>> begin

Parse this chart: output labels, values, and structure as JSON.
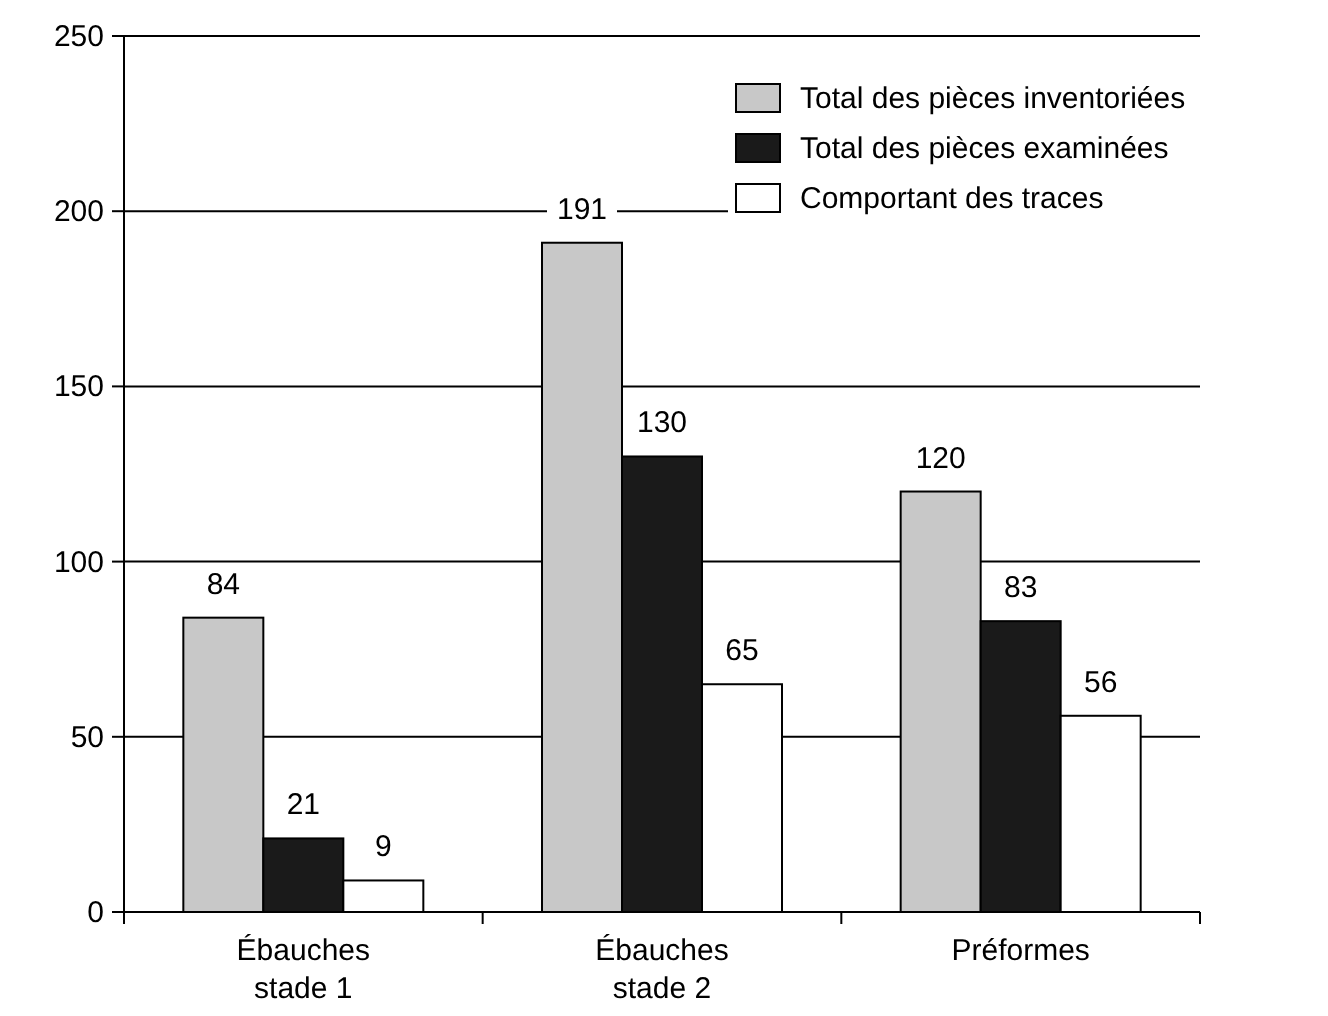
{
  "chart_data": {
    "type": "bar",
    "categories": [
      "Ébauches stade 1",
      "Ébauches stade 2",
      "Préformes"
    ],
    "series": [
      {
        "name": "Total des pièces inventoriées",
        "color": "#c8c8c8",
        "values": [
          84,
          191,
          120
        ]
      },
      {
        "name": "Total des pièces examinées",
        "color": "#1a1a1a",
        "values": [
          21,
          130,
          83
        ]
      },
      {
        "name": "Comportant des traces",
        "color": "#ffffff",
        "values": [
          9,
          65,
          56
        ]
      }
    ],
    "ylim": [
      0,
      250
    ],
    "yticks": [
      0,
      50,
      100,
      150,
      200,
      250
    ],
    "grid": "y",
    "legend": "top right",
    "data_labels": true
  }
}
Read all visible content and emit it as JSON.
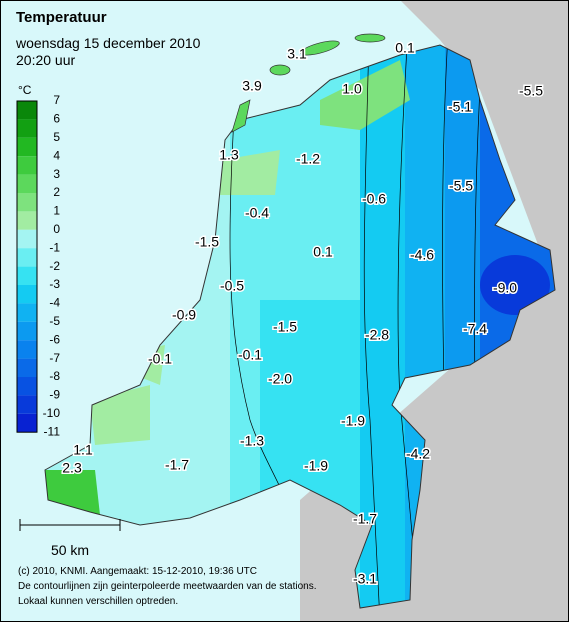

>> end

Repeat all the data as it stands, dropping any images it holds.

RIGHT ANSWER:
Parse this chart: output labels, values, and structure as JSON.
{
  "chart_data": {
    "type": "bar",
    "categories": [
      "Ébauches stade 1",
      "Ébauches stade 2",
      "Préformes"
    ],
    "series": [
      {
        "name": "Total des pièces inventoriées",
        "color": "#c8c8c8",
        "values": [
          84,
          191,
          120
        ]
      },
      {
        "name": "Total des pièces examinées",
        "color": "#1a1a1a",
        "values": [
          21,
          130,
          83
        ]
      },
      {
        "name": "Comportant des traces",
        "color": "#ffffff",
        "values": [
          9,
          65,
          56
        ]
      }
    ],
    "ylim": [
      0,
      250
    ],
    "yticks": [
      0,
      50,
      100,
      150,
      200,
      250
    ],
    "grid": "y",
    "legend": "top right",
    "data_labels": true
  }
}
Read all visible content and emit it as JSON.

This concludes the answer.